▶ [WRITTEN REQUEST]
Go through the material and write it all out exactly, minus the pictures.

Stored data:
************

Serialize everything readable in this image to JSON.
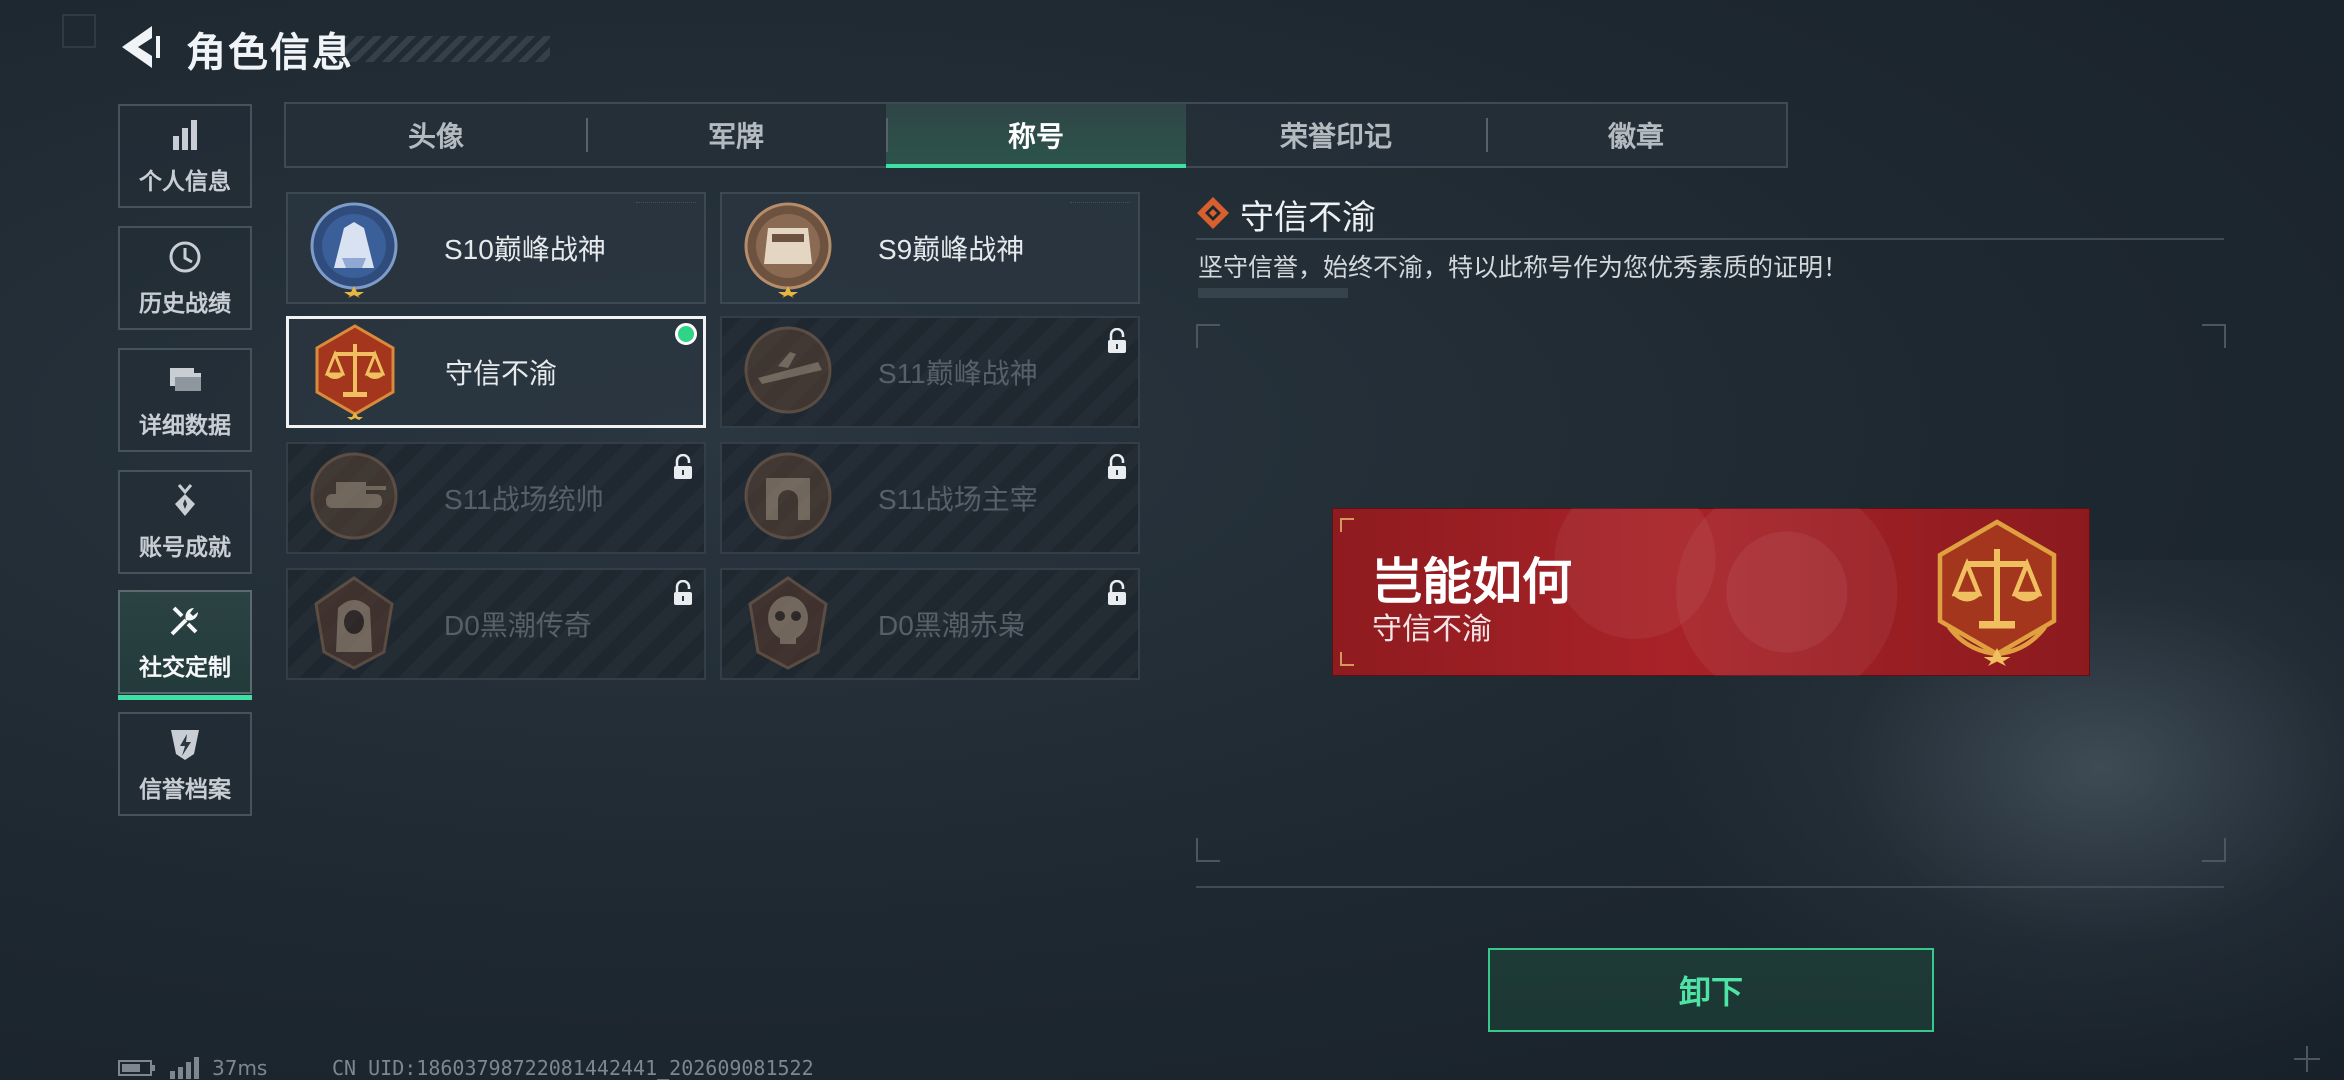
{
  "header": {
    "title": "角色信息"
  },
  "sidebar": {
    "items": [
      {
        "label": "个人信息",
        "icon": "bar-chart-icon"
      },
      {
        "label": "历史战绩",
        "icon": "clock-icon"
      },
      {
        "label": "详细数据",
        "icon": "folder-icon"
      },
      {
        "label": "账号成就",
        "icon": "medal-icon"
      },
      {
        "label": "社交定制",
        "icon": "tools-icon",
        "active": true
      },
      {
        "label": "信誉档案",
        "icon": "shield-bolt-icon"
      }
    ]
  },
  "tabs": [
    {
      "label": "头像"
    },
    {
      "label": "军牌"
    },
    {
      "label": "称号",
      "active": true
    },
    {
      "label": "荣誉印记"
    },
    {
      "label": "徽章"
    }
  ],
  "titles": [
    {
      "name": "S10巅峰战神",
      "locked": false,
      "emblem": "blue-wreath-emblem"
    },
    {
      "name": "S9巅峰战神",
      "locked": false,
      "emblem": "bronze-wreath-emblem"
    },
    {
      "name": "守信不渝",
      "locked": false,
      "selected": true,
      "equipped": true,
      "emblem": "scales-emblem"
    },
    {
      "name": "S11巅峰战神",
      "locked": true,
      "emblem": "plane-emblem"
    },
    {
      "name": "S11战场统帅",
      "locked": true,
      "emblem": "tank-emblem"
    },
    {
      "name": "S11战场主宰",
      "locked": true,
      "emblem": "arch-emblem"
    },
    {
      "name": "D0黑潮传奇",
      "locked": true,
      "emblem": "hooded-emblem"
    },
    {
      "name": "D0黑潮赤枭",
      "locked": true,
      "emblem": "skull-emblem"
    }
  ],
  "detail": {
    "title": "守信不渝",
    "description": "坚守信誉，始终不渝，特以此称号作为您优秀素质的证明！",
    "banner": {
      "headline": "岂能如何",
      "subtitle": "守信不渝"
    },
    "button_label": "卸下"
  },
  "status": {
    "ping": "37ms",
    "uid": "CN UID:18603798722081442441_202609081522"
  },
  "colors": {
    "accent": "#3fe0a5",
    "banner_red": "#a82328",
    "equipped_dot": "#2fd486"
  }
}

************

▶ [COMPLETE OUTPUT]
Serialize everything readable in this image to JSON.
{
  "header": {
    "title": "角色信息"
  },
  "sidebar": {
    "items": [
      {
        "label": "个人信息",
        "icon": "bar-chart-icon"
      },
      {
        "label": "历史战绩",
        "icon": "clock-icon"
      },
      {
        "label": "详细数据",
        "icon": "folder-icon"
      },
      {
        "label": "账号成就",
        "icon": "medal-icon"
      },
      {
        "label": "社交定制",
        "icon": "tools-icon",
        "active": true
      },
      {
        "label": "信誉档案",
        "icon": "shield-bolt-icon"
      }
    ]
  },
  "tabs": [
    {
      "label": "头像"
    },
    {
      "label": "军牌"
    },
    {
      "label": "称号",
      "active": true
    },
    {
      "label": "荣誉印记"
    },
    {
      "label": "徽章"
    }
  ],
  "titles": [
    {
      "name": "S10巅峰战神",
      "locked": false,
      "emblem": "blue-wreath-emblem"
    },
    {
      "name": "S9巅峰战神",
      "locked": false,
      "emblem": "bronze-wreath-emblem"
    },
    {
      "name": "守信不渝",
      "locked": false,
      "selected": true,
      "equipped": true,
      "emblem": "scales-emblem"
    },
    {
      "name": "S11巅峰战神",
      "locked": true,
      "emblem": "plane-emblem"
    },
    {
      "name": "S11战场统帅",
      "locked": true,
      "emblem": "tank-emblem"
    },
    {
      "name": "S11战场主宰",
      "locked": true,
      "emblem": "arch-emblem"
    },
    {
      "name": "D0黑潮传奇",
      "locked": true,
      "emblem": "hooded-emblem"
    },
    {
      "name": "D0黑潮赤枭",
      "locked": true,
      "emblem": "skull-emblem"
    }
  ],
  "detail": {
    "title": "守信不渝",
    "description": "坚守信誉，始终不渝，特以此称号作为您优秀素质的证明！",
    "banner": {
      "headline": "岂能如何",
      "subtitle": "守信不渝"
    },
    "button_label": "卸下"
  },
  "status": {
    "ping": "37ms",
    "uid": "CN UID:18603798722081442441_202609081522"
  },
  "colors": {
    "accent": "#3fe0a5",
    "banner_red": "#a82328",
    "equipped_dot": "#2fd486"
  }
}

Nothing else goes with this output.